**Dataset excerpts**
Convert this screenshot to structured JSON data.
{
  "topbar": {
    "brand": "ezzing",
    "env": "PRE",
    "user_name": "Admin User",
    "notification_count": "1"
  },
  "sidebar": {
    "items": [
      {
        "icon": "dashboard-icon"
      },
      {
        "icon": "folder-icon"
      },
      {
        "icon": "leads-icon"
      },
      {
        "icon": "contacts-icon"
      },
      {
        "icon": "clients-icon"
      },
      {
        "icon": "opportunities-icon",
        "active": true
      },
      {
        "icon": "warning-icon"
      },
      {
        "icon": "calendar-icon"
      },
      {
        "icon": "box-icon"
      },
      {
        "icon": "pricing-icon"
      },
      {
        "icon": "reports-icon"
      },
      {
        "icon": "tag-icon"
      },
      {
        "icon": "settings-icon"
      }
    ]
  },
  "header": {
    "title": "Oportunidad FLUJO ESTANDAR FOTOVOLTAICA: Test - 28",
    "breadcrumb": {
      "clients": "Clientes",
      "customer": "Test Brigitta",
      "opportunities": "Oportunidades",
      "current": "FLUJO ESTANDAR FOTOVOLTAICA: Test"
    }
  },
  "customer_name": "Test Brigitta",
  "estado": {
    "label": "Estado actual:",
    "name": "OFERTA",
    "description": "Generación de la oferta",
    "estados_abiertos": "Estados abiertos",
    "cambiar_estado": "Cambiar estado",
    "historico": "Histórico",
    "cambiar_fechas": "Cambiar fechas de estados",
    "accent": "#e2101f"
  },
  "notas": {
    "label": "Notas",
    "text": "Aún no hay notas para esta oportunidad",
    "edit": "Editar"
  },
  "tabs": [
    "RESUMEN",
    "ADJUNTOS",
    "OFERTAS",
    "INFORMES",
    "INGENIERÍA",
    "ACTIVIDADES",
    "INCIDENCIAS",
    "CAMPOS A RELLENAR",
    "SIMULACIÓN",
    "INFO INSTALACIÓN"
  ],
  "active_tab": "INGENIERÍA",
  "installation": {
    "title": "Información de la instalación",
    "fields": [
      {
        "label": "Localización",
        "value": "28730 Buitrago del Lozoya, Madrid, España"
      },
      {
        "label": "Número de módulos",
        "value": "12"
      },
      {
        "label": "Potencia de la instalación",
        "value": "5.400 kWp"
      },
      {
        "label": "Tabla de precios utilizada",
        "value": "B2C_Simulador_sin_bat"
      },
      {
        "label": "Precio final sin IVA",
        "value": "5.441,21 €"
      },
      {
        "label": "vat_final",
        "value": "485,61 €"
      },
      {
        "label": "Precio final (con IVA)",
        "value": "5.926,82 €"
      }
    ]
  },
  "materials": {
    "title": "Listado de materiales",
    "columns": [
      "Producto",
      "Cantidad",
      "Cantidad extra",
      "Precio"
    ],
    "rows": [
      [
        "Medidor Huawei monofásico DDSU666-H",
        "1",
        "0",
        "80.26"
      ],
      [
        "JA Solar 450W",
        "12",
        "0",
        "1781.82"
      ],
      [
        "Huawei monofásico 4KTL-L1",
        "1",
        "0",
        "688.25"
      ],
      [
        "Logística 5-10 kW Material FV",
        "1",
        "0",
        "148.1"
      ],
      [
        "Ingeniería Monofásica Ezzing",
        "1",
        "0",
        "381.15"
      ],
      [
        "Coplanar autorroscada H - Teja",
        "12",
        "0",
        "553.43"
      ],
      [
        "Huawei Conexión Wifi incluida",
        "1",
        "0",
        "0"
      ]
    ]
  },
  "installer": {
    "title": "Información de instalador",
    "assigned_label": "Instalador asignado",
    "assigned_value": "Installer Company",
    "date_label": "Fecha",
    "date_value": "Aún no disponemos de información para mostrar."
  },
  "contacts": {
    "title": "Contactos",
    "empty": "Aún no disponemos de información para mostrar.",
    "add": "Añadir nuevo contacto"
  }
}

**Objective**
Take the lines above and print them exactly.

**Written response**
Convert this screenshot to structured JSON data.
{
  "topbar": {
    "brand": "ezzing",
    "env": "PRE",
    "user_name": "Admin User",
    "notification_count": "1"
  },
  "sidebar": {
    "items": [
      {
        "icon": "dashboard-icon"
      },
      {
        "icon": "folder-icon"
      },
      {
        "icon": "leads-icon"
      },
      {
        "icon": "contacts-icon"
      },
      {
        "icon": "clients-icon"
      },
      {
        "icon": "opportunities-icon",
        "active": true
      },
      {
        "icon": "warning-icon"
      },
      {
        "icon": "calendar-icon"
      },
      {
        "icon": "box-icon"
      },
      {
        "icon": "pricing-icon"
      },
      {
        "icon": "reports-icon"
      },
      {
        "icon": "tag-icon"
      },
      {
        "icon": "settings-icon"
      }
    ]
  },
  "header": {
    "title": "Oportunidad FLUJO ESTANDAR FOTOVOLTAICA: Test - 28",
    "breadcrumb": {
      "clients": "Clientes",
      "customer": "Test Brigitta",
      "opportunities": "Oportunidades",
      "current": "FLUJO ESTANDAR FOTOVOLTAICA: Test"
    }
  },
  "customer_name": "Test Brigitta",
  "estado": {
    "label": "Estado actual:",
    "name": "OFERTA",
    "description": "Generación de la oferta",
    "estados_abiertos": "Estados abiertos",
    "cambiar_estado": "Cambiar estado",
    "historico": "Histórico",
    "cambiar_fechas": "Cambiar fechas de estados",
    "accent": "#e2101f"
  },
  "notas": {
    "label": "Notas",
    "text": "Aún no hay notas para esta oportunidad",
    "edit": "Editar"
  },
  "tabs": [
    "RESUMEN",
    "ADJUNTOS",
    "OFERTAS",
    "INFORMES",
    "INGENIERÍA",
    "ACTIVIDADES",
    "INCIDENCIAS",
    "CAMPOS A RELLENAR",
    "SIMULACIÓN",
    "INFO INSTALACIÓN"
  ],
  "active_tab": "INGENIERÍA",
  "installation": {
    "title": "Información de la instalación",
    "fields": [
      {
        "label": "Localización",
        "value": "28730 Buitrago del Lozoya, Madrid, España"
      },
      {
        "label": "Número de módulos",
        "value": "12"
      },
      {
        "label": "Potencia de la instalación",
        "value": "5.400 kWp"
      },
      {
        "label": "Tabla de precios utilizada",
        "value": "B2C_Simulador_sin_bat"
      },
      {
        "label": "Precio final sin IVA",
        "value": "5.441,21 €"
      },
      {
        "label": "vat_final",
        "value": "485,61 €"
      },
      {
        "label": "Precio final (con IVA)",
        "value": "5.926,82 €"
      }
    ]
  },
  "materials": {
    "title": "Listado de materiales",
    "columns": [
      "Producto",
      "Cantidad",
      "Cantidad extra",
      "Precio"
    ],
    "rows": [
      [
        "Medidor Huawei monofásico DDSU666-H",
        "1",
        "0",
        "80.26"
      ],
      [
        "JA Solar 450W",
        "12",
        "0",
        "1781.82"
      ],
      [
        "Huawei monofásico 4KTL-L1",
        "1",
        "0",
        "688.25"
      ],
      [
        "Logística 5-10 kW Material FV",
        "1",
        "0",
        "148.1"
      ],
      [
        "Ingeniería Monofásica Ezzing",
        "1",
        "0",
        "381.15"
      ],
      [
        "Coplanar autorroscada H - Teja",
        "12",
        "0",
        "553.43"
      ],
      [
        "Huawei Conexión Wifi incluida",
        "1",
        "0",
        "0"
      ]
    ]
  },
  "installer": {
    "title": "Información de instalador",
    "assigned_label": "Instalador asignado",
    "assigned_value": "Installer Company",
    "date_label": "Fecha",
    "date_value": "Aún no disponemos de información para mostrar."
  },
  "contacts": {
    "title": "Contactos",
    "empty": "Aún no disponemos de información para mostrar.",
    "add": "Añadir nuevo contacto"
  }
}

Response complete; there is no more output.